Exercise directions:
Filter these entries so that only lines with the word "窈窕淑女" remain.

Data for the task:
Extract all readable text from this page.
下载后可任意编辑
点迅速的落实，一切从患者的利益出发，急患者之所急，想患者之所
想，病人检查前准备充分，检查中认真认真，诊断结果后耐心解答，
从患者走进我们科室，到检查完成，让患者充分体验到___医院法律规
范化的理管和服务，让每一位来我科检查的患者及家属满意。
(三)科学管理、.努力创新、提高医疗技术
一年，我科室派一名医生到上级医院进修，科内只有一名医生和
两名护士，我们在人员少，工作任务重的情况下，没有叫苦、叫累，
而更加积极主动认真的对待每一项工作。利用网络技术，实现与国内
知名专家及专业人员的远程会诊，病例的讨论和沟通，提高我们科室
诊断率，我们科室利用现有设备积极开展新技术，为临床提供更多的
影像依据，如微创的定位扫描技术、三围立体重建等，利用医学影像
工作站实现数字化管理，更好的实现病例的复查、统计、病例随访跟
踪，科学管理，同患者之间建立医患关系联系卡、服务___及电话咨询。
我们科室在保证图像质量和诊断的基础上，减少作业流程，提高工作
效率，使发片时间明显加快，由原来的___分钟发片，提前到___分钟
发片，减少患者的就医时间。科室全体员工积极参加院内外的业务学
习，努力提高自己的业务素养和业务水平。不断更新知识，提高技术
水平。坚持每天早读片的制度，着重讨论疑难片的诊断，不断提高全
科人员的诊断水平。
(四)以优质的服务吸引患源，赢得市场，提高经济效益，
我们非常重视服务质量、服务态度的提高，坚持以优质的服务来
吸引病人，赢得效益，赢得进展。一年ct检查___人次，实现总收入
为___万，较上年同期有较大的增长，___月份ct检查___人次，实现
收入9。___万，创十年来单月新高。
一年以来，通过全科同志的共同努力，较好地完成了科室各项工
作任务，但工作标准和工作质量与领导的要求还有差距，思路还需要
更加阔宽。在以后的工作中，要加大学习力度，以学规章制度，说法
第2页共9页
---
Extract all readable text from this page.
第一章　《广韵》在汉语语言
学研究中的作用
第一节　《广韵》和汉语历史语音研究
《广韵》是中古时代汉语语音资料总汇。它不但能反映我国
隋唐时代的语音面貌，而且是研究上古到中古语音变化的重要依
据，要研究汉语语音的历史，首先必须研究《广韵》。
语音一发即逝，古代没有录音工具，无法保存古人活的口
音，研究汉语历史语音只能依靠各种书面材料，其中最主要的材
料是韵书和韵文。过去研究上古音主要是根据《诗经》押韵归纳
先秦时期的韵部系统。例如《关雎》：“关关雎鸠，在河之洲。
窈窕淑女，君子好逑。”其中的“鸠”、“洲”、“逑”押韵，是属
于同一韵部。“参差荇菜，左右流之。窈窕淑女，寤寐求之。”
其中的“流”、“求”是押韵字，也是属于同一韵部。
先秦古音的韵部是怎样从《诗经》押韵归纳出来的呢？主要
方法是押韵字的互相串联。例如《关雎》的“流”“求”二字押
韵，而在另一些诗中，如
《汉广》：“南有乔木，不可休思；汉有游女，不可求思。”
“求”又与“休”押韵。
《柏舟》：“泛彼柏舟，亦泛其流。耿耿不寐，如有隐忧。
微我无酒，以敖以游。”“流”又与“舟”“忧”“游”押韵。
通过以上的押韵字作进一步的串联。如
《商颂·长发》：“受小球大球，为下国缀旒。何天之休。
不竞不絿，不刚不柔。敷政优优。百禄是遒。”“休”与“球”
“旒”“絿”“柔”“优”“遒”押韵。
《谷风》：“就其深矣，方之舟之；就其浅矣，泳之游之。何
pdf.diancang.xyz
---
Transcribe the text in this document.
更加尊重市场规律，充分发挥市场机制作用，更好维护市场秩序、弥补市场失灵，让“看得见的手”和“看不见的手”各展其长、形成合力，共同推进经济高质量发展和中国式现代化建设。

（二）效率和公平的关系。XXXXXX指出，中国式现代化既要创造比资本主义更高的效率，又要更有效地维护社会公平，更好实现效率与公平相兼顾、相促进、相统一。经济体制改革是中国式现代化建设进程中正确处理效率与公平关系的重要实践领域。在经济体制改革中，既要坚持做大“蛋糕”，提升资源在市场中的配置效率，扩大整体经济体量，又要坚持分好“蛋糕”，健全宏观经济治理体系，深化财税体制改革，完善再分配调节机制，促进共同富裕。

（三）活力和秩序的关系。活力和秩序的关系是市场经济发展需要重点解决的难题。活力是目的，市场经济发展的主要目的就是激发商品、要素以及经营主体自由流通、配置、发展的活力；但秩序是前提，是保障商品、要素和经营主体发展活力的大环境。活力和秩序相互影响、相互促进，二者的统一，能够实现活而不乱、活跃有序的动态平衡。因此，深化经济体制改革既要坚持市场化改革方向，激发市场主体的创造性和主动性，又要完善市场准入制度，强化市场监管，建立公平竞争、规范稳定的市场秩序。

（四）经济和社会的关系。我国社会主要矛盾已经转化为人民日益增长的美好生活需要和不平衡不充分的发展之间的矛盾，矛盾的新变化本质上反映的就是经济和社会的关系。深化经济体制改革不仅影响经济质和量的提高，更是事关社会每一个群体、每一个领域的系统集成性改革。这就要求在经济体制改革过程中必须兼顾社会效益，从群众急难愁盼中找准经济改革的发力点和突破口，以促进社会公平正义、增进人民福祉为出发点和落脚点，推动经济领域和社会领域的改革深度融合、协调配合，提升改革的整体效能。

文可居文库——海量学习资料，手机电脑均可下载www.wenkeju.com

Task answer:
窈窕淑女，君子好逑。”其中的“鸠”、“洲”、“逑”押韵，是属
于同一韵部。“参差荇菜，左右流之。窈窕淑女，寤寐求之。”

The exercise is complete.